▸ **Exercise brief**: Pick out the lines below with "JSON" and list them.

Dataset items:

#####

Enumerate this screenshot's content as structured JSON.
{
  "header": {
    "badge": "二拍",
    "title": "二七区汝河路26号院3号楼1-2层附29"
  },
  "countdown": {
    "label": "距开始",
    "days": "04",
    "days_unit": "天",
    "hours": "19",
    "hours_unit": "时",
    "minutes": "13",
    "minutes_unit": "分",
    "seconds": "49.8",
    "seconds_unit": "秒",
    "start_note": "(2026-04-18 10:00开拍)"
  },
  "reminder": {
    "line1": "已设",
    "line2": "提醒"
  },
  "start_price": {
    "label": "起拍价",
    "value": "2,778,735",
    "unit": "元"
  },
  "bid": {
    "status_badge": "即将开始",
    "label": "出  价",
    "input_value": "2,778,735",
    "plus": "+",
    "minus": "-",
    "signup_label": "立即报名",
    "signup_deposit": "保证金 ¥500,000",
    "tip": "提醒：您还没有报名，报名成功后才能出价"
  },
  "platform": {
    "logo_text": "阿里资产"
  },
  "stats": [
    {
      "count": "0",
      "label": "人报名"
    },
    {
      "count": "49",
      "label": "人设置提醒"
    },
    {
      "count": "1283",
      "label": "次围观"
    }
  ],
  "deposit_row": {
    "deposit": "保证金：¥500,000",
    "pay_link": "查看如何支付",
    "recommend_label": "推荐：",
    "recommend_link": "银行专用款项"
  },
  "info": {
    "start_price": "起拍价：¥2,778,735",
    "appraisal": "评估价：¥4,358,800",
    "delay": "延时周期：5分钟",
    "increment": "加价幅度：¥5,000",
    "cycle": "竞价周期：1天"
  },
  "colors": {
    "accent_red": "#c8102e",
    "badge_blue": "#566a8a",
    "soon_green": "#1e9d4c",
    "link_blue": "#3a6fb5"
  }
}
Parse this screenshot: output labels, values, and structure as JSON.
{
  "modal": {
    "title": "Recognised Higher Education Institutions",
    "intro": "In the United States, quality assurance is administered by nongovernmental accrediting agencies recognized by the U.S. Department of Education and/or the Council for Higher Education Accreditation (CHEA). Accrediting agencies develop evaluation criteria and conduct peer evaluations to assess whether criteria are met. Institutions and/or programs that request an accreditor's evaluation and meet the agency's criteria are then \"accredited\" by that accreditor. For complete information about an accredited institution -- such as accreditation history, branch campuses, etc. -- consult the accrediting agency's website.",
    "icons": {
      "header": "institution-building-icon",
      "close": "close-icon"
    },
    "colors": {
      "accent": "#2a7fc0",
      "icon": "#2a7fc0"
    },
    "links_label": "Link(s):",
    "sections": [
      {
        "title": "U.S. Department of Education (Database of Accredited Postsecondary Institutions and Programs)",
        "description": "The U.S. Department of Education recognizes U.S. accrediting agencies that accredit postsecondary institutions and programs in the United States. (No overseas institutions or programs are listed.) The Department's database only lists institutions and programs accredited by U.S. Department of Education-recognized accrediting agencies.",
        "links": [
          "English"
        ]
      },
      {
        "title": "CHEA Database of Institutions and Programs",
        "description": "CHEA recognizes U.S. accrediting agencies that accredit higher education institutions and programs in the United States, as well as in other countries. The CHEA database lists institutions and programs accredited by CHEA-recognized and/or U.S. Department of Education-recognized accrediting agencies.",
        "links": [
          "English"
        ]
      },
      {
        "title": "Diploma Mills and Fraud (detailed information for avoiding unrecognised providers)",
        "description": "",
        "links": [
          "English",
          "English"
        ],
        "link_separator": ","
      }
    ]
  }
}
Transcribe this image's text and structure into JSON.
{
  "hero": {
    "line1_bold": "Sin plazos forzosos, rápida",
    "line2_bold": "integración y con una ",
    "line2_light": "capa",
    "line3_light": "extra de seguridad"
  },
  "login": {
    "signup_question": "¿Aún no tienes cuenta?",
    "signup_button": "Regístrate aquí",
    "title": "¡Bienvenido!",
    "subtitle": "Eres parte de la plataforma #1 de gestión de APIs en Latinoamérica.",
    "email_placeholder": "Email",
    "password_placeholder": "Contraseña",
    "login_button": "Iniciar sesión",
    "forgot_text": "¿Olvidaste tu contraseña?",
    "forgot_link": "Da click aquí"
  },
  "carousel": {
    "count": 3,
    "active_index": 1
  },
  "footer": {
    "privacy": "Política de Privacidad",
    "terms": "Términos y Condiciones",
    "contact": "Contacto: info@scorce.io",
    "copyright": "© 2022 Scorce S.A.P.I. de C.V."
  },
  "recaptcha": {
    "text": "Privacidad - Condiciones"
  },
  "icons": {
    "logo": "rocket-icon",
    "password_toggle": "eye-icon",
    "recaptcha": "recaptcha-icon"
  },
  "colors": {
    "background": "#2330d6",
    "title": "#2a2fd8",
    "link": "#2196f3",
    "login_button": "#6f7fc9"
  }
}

#####

▸ **Solution**:
Enumerate this screenshot's content as structured JSON.
Parse this screenshot: output labels, values, and structure as JSON.
Transcribe this image's text and structure into JSON.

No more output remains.